Instrução A »
Por favor, reescreva como tabela Markdown o trecho da listagem que vai do início até a linha que contém "fuel-value: 2,400원 — [358, 311, 666, 337]", ambas as pontas incluídas. Use as colunas Nº e Conteúdo e omita as linhas em branco.

Texto da página »
------
Contudo, no ano de 1996, logo após o episódio de destruição da imagem da

Santa, alguns grupos de Congado aceitaram um convite do Governador de Goiás para

participarem do carnaval da cidade do Rio de Janeiro, posto que a Secretaria Estadual de

Cultura de Goiás havia assinado um acordo com a escola de samba Unidos do Viradouro, que

apresentaria um enredo falando das riquezas regionais do Brasil no carnaval daquele ano.

Foram escolhidas para representar Goiás no carro alegórico cercado de

algumas alas, as Congadas de Catalão, a procissão do Fogaréu da cidade de Goiás, as

Cavalhadas de Pirenópolis e as águas termais de Caldas Novas. Estes seriam os atrativos

destacados pela escola como sendo os aspectos culturais e turísticos mais significativos de

Goiás.
------
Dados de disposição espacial

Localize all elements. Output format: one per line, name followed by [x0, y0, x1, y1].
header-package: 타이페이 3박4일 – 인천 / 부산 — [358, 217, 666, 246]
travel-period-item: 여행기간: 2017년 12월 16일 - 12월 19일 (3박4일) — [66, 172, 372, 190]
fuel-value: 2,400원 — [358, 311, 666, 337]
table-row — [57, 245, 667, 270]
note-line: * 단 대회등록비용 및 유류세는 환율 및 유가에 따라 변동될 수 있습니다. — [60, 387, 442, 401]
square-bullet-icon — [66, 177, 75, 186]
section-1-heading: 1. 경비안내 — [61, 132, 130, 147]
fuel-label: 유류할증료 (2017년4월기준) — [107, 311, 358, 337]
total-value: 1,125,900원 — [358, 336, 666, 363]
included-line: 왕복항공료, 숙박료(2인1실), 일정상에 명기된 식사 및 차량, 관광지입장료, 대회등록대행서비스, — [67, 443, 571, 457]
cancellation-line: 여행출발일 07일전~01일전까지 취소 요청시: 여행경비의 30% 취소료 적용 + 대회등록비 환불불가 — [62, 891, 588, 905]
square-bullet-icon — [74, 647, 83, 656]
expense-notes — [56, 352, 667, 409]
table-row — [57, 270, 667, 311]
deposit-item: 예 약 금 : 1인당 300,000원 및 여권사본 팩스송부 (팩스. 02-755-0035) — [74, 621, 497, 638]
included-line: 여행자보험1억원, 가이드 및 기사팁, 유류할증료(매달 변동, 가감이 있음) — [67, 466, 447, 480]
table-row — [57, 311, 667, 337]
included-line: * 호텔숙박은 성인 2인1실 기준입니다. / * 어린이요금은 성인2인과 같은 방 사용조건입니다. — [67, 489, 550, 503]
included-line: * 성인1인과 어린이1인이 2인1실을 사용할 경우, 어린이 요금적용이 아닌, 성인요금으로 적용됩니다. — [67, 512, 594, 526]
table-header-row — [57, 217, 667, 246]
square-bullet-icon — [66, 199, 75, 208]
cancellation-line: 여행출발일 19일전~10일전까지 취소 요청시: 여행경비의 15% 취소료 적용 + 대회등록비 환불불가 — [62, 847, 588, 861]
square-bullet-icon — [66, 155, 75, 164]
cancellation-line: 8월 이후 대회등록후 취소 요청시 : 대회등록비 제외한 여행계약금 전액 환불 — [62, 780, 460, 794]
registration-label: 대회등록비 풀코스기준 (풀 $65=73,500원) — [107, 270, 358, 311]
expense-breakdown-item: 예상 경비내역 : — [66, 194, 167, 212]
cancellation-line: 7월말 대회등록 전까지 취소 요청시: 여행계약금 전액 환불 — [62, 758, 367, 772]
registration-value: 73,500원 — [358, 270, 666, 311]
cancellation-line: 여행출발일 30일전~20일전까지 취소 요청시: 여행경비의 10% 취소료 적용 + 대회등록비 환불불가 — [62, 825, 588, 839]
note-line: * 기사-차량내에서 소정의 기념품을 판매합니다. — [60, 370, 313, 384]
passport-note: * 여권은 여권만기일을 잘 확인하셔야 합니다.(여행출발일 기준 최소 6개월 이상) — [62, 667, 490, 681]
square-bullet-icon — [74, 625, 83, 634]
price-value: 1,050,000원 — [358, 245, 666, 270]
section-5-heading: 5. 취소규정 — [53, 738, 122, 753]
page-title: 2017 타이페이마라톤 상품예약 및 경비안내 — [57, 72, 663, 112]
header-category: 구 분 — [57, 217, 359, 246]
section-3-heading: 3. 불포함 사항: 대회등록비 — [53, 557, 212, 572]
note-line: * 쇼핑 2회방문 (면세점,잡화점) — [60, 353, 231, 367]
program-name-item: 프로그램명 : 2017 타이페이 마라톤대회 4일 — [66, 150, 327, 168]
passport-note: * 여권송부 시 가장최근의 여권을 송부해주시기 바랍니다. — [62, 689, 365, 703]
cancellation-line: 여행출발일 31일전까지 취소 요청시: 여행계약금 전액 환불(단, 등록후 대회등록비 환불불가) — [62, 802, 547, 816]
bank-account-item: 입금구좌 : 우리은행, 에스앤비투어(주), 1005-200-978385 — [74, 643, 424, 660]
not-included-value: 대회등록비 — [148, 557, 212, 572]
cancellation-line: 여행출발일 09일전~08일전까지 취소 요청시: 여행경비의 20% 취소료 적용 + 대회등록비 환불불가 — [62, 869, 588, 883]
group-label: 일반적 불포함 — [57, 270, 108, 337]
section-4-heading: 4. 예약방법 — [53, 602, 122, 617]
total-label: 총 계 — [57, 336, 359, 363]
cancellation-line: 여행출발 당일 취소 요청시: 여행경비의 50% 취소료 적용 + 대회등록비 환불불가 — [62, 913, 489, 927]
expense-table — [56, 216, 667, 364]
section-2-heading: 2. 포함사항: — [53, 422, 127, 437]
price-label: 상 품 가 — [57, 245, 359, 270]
------
Instrução B »
Dê continuidade ao texto sobre a ida dos grupos de Congado ao carnaval do Rio de Janeiro em 1996, a partir do ponto em que ele termina.

Resposta escrita A »
| Nº | Conteúdo |
|---|---|
| 1 | Localize all elements. Output format: one per line, name followed by [x0, y0, x1, y1]. |
| 2 | header-package: 타이페이 3박4일 – 인천 / 부산 — [358, 217, 666, 246] |
| 3 | travel-period-item: 여행기간: 2017년 12월 16일 - 12월 19일 (3박4일) — [66, 172, 372, 190] |
| 4 | fuel-value: 2,400원 — [358, 311, 666, 337] |

Resposta escrita B »
Alguns membros da Irmandade, seguindo os preceitos católicos que regem a

instituição, demonstraram-se reticentes em expor o Congado numa festa pagã como o

carnaval, levando em consideração também que o objetivo do Congado é louvar Nossa

Senhora do Rosário e não expô-las como atrativo turístico. Mesmo assim, diante do acordo

firmado e do compromisso assumido por alguns membros do Congado, aceitaram participar

do desfile na Marquês de Sapucaí, no Rio de Janeiro.

Ao aceitarem, outro desconforto foi gerado, pois a maioria dos dançadores

afirmou que a escolha dos participantes que representariam o Congado no referido desfile não

foi democrática, porque mais uma vez levou-se em consideração as questões político-

partidárias e não a vontade do grupo. Descontentamento gerado, a questão era então esperar o

resultado.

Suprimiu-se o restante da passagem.